Write out each line in which the string "النبي" is present.

— START Input data —

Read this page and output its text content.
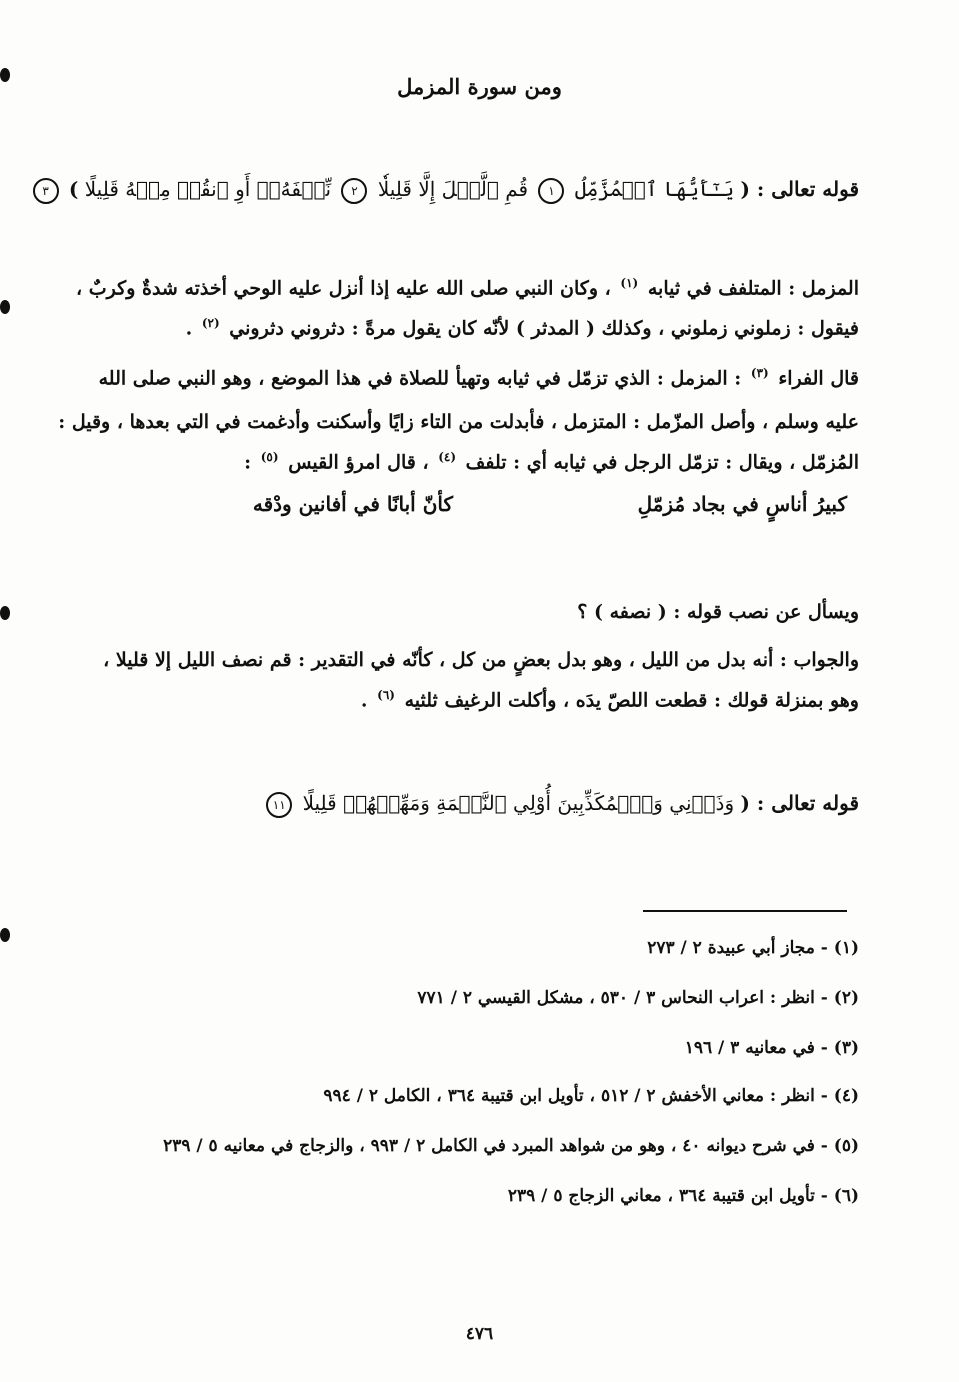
ومن سورة المزمل
قوله تعالى : ( يَـٰٓأَيُّهَا ٱلۡمُزَّمِّلُ ١ قُمِ ٱلَّيۡلَ إِلَّا قَلِيلٗا ٢ نِّصۡفَهُۥٓ أَوِ ٱنقُصۡ مِنۡهُ قَلِيلًا ) ٣
المزمل : المتلفف في ثيابه $^{(١)}$ ، وكان النبي صلى الله عليه إذا أنزل عليه الوحي أخذته شدةٌ وكربٌ ،
فيقول : زملوني زملوني ، وكذلك ( المدثر ) لأنّه كان يقول مرةً : دثروني دثروني $^{(٢)}$ .
قال الفراء $^{(٣)}$ : المزمل : الذي تزمّل في ثيابه وتهيأ للصلاة في هذا الموضع ، وهو النبي صلى الله
عليه وسلم ، وأصل المزّمل : المتزمل ، فأبدلت من التاء زايًا وأسكنت وأدغمت في التي بعدها ، وقيل :
المُزمّل ، ويقال : تزمّل الرجل في ثيابه أي : تلفف $^{(٤)}$ ، قال امرؤ القيس $^{(٥)}$ :
كأنّ أبانًا في أفانين ودْقه	كبيرُ أناسٍ في بجاد مُزمّلِ
ويسأل عن نصب قوله : ( نصفه ) ؟
والجواب : أنه بدل من الليل ، وهو بدل بعضٍ من كل ، كأنّه في التقدير : قم نصف الليل إلا قليلا ،
وهو بمنزلة قولك : قطعت اللصّ يدَه ، وأكلت الرغيف ثلثيه $^{(٦)}$ .
قوله تعالى : ( وَذَرۡنِي وَٱلۡمُكَذِّبِينَ أُوْلِي ٱلنَّعۡمَةِ وَمَهِّلۡهُمۡ قَلِيلًا ١١
(١) - مجاز أبي عبيدة ٢ / ٢٧٣
(٢) - انظر : اعراب النحاس ٣ / ٥٣٠ ، مشكل القيسي ٢ / ٧٧١
(٣) - في معانيه ٣ / ١٩٦
(٤) - انظر : معاني الأخفش ٢ / ٥١٢ ، تأويل ابن قتيبة ٣٦٤ ، الكامل ٢ / ٩٩٤
(٥) - في شرح ديوانه ٤٠ ، وهو من شواهد المبرد في الكامل ٢ / ٩٩٣ ، والزجاج في معانيه ٥ / ٢٣٩
(٦) - تأويل ابن قتيبة ٣٦٤ ، معاني الزجاج ٥ / ٢٣٩
٤٧٦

— END Input data —

### The response
المزمل : المتلفف في ثيابه $^{(١)}$ ، وكان النبي صلى الله عليه إذا أنزل عليه الوحي أخذته شدةٌ وكربٌ ،
قال الفراء $^{(٣)}$ : المزمل : الذي تزمّل في ثيابه وتهيأ للصلاة في هذا الموضع ، وهو النبي صلى الله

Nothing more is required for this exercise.